--- START OF Dataset extract ---

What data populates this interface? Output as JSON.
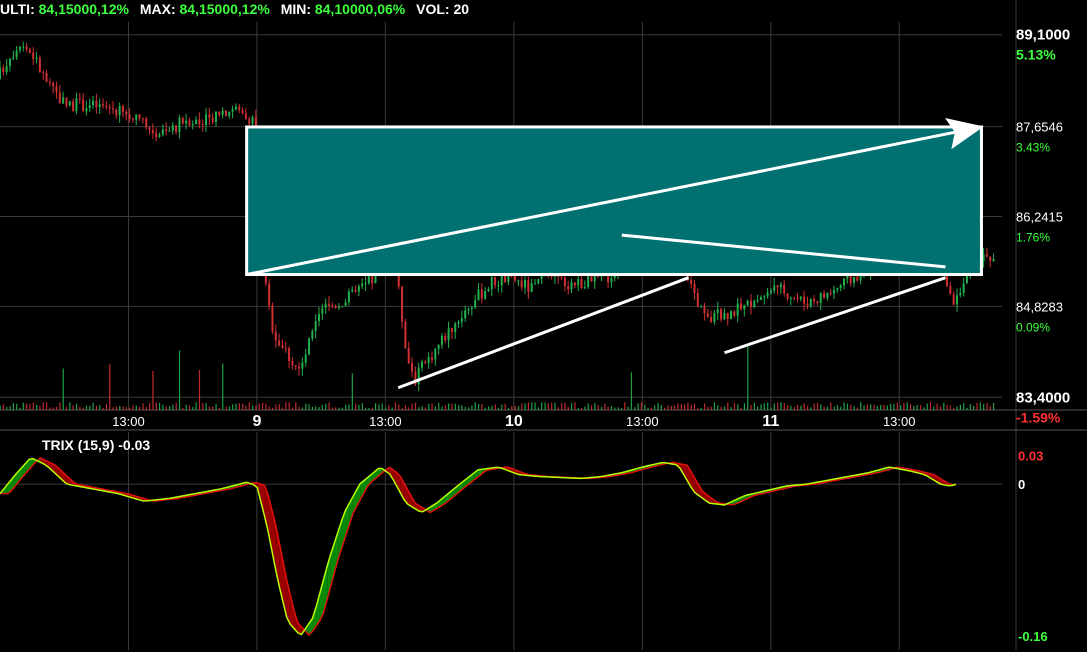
{
  "header": {
    "last_label": "ULTI:",
    "last_value": "84,15000,12%",
    "max_label": "MAX:",
    "max_value": "84,15000,12%",
    "min_label": "MIN:",
    "min_value": "84,10000,06%",
    "vol_label": "VOL:",
    "vol_value": "20"
  },
  "trix_header": "TRIX (15,9) -0.03",
  "colors": {
    "background": "#000000",
    "grid": "#3a3a3a",
    "candle_up": "#22b14c",
    "candle_down": "#d03030",
    "box_fill": "#007070",
    "box_stroke": "#ffffff",
    "trend_line": "#ffffff",
    "pct_up": "#3dff3d",
    "pct_down": "#ff3030",
    "trix_line": "#b8ff00",
    "trix_signal": "#e01010",
    "trix_fill_up": "#0a8a0a",
    "trix_fill_down": "#9a0000"
  },
  "chart_data": [
    {
      "type": "candlestick",
      "title": "",
      "price_axis": [
        {
          "label": "89,1000",
          "value": 89.1,
          "pct": "5.13%",
          "pct_color": "#3dff3d"
        },
        {
          "label": "87,6546",
          "value": 87.6546,
          "pct": "3.43%",
          "pct_color": "#3dff3d"
        },
        {
          "label": "86,2415",
          "value": 86.2415,
          "pct": "1.76%",
          "pct_color": "#3dff3d"
        },
        {
          "label": "84,8283",
          "value": 84.8283,
          "pct": "0.09%",
          "pct_color": "#3dff3d"
        },
        {
          "label": "83,4000",
          "value": 83.4,
          "pct": "-1.59%",
          "pct_color": "#ff3030"
        }
      ],
      "ylim": [
        83.2,
        89.3
      ],
      "time_axis": [
        {
          "label": "13:00",
          "x": 0.5,
          "bold": false
        },
        {
          "label": "9",
          "x": 1.0,
          "bold": true
        },
        {
          "label": "13:00",
          "x": 1.5,
          "bold": false
        },
        {
          "label": "10",
          "x": 2.0,
          "bold": true
        },
        {
          "label": "13:00",
          "x": 2.5,
          "bold": false
        },
        {
          "label": "11",
          "x": 3.0,
          "bold": true
        },
        {
          "label": "13:00",
          "x": 3.5,
          "bold": false
        }
      ],
      "xlim": [
        0,
        3.9
      ],
      "price_path": [
        [
          0.0,
          88.4
        ],
        [
          0.04,
          88.7
        ],
        [
          0.09,
          89.0
        ],
        [
          0.14,
          88.8
        ],
        [
          0.2,
          88.3
        ],
        [
          0.27,
          88.0
        ],
        [
          0.35,
          88.0
        ],
        [
          0.45,
          87.95
        ],
        [
          0.52,
          87.8
        ],
        [
          0.6,
          87.6
        ],
        [
          0.66,
          87.55
        ],
        [
          0.74,
          87.8
        ],
        [
          0.8,
          87.7
        ],
        [
          0.86,
          87.9
        ],
        [
          0.92,
          87.95
        ],
        [
          0.97,
          87.85
        ],
        [
          1.0,
          87.75
        ],
        [
          1.02,
          86.5
        ],
        [
          1.05,
          85.0
        ],
        [
          1.08,
          84.4
        ],
        [
          1.13,
          84.1
        ],
        [
          1.18,
          83.8
        ],
        [
          1.22,
          84.3
        ],
        [
          1.27,
          84.8
        ],
        [
          1.34,
          84.9
        ],
        [
          1.42,
          85.1
        ],
        [
          1.5,
          85.4
        ],
        [
          1.55,
          85.5
        ],
        [
          1.6,
          84.0
        ],
        [
          1.63,
          83.7
        ],
        [
          1.68,
          84.0
        ],
        [
          1.75,
          84.4
        ],
        [
          1.83,
          84.8
        ],
        [
          1.92,
          85.2
        ],
        [
          2.0,
          85.3
        ],
        [
          2.08,
          85.1
        ],
        [
          2.15,
          85.3
        ],
        [
          2.22,
          85.2
        ],
        [
          2.3,
          85.2
        ],
        [
          2.38,
          85.3
        ],
        [
          2.45,
          85.6
        ],
        [
          2.52,
          86.0
        ],
        [
          2.58,
          86.2
        ],
        [
          2.64,
          85.9
        ],
        [
          2.7,
          85.2
        ],
        [
          2.76,
          84.6
        ],
        [
          2.82,
          84.7
        ],
        [
          2.9,
          84.8
        ],
        [
          2.98,
          85.0
        ],
        [
          3.06,
          85.1
        ],
        [
          3.14,
          84.9
        ],
        [
          3.22,
          85.0
        ],
        [
          3.3,
          85.2
        ],
        [
          3.38,
          85.4
        ],
        [
          3.46,
          85.6
        ],
        [
          3.54,
          85.8
        ],
        [
          3.62,
          85.9
        ],
        [
          3.68,
          85.5
        ],
        [
          3.72,
          84.9
        ],
        [
          3.76,
          85.1
        ],
        [
          3.8,
          85.6
        ]
      ],
      "volume_seed": 17
    },
    {
      "type": "line",
      "title": "TRIX (15,9)",
      "last_value": -0.03,
      "ylim": [
        -0.175,
        0.055
      ],
      "axis_labels": [
        {
          "label": "0.03",
          "value": 0.03,
          "color": "#ff3030"
        },
        {
          "label": "0",
          "value": 0.0,
          "color": "#ffffff"
        },
        {
          "label": "-0.16",
          "value": -0.16,
          "color": "#3dff3d"
        }
      ],
      "trix_path": [
        [
          0.0,
          -0.01
        ],
        [
          0.06,
          0.01
        ],
        [
          0.12,
          0.028
        ],
        [
          0.18,
          0.02
        ],
        [
          0.26,
          0.0
        ],
        [
          0.36,
          -0.005
        ],
        [
          0.46,
          -0.01
        ],
        [
          0.56,
          -0.018
        ],
        [
          0.66,
          -0.015
        ],
        [
          0.76,
          -0.01
        ],
        [
          0.86,
          -0.005
        ],
        [
          0.96,
          0.002
        ],
        [
          1.0,
          -0.002
        ],
        [
          1.04,
          -0.045
        ],
        [
          1.08,
          -0.1
        ],
        [
          1.12,
          -0.145
        ],
        [
          1.17,
          -0.16
        ],
        [
          1.22,
          -0.14
        ],
        [
          1.28,
          -0.08
        ],
        [
          1.34,
          -0.03
        ],
        [
          1.4,
          0.0
        ],
        [
          1.48,
          0.018
        ],
        [
          1.52,
          0.01
        ],
        [
          1.58,
          -0.02
        ],
        [
          1.64,
          -0.03
        ],
        [
          1.7,
          -0.02
        ],
        [
          1.78,
          -0.002
        ],
        [
          1.86,
          0.015
        ],
        [
          1.94,
          0.018
        ],
        [
          2.02,
          0.01
        ],
        [
          2.1,
          0.008
        ],
        [
          2.18,
          0.007
        ],
        [
          2.26,
          0.006
        ],
        [
          2.34,
          0.008
        ],
        [
          2.42,
          0.012
        ],
        [
          2.5,
          0.018
        ],
        [
          2.58,
          0.023
        ],
        [
          2.64,
          0.02
        ],
        [
          2.7,
          -0.008
        ],
        [
          2.76,
          -0.02
        ],
        [
          2.82,
          -0.022
        ],
        [
          2.9,
          -0.012
        ],
        [
          2.98,
          -0.007
        ],
        [
          3.06,
          -0.002
        ],
        [
          3.14,
          0.0
        ],
        [
          3.22,
          0.004
        ],
        [
          3.3,
          0.008
        ],
        [
          3.38,
          0.012
        ],
        [
          3.46,
          0.018
        ],
        [
          3.54,
          0.014
        ],
        [
          3.6,
          0.01
        ],
        [
          3.66,
          0.0
        ],
        [
          3.7,
          -0.002
        ],
        [
          3.72,
          0.0
        ]
      ],
      "signal_lag": 0.035
    }
  ],
  "annotations": {
    "box": {
      "label": "rectangle",
      "x0": 0.96,
      "x1": 3.82,
      "y0": 87.65,
      "y1": 85.33
    },
    "lines": [
      {
        "x0": 0.96,
        "y0": 85.33,
        "x1": 3.82,
        "y1": 87.65,
        "arrow": true
      },
      {
        "x0": 1.55,
        "y0": 83.55,
        "x1": 2.68,
        "y1": 85.28,
        "arrow": false
      },
      {
        "x0": 2.42,
        "y0": 85.95,
        "x1": 3.68,
        "y1": 85.45,
        "arrow": false
      },
      {
        "x0": 2.82,
        "y0": 84.1,
        "x1": 3.68,
        "y1": 85.28,
        "arrow": false
      }
    ]
  }
}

--- END OF Dataset extract ---

## Objective
Check each line in the records for the word "ffffff" and say how many have it, with nothing else.

## Output of the task
3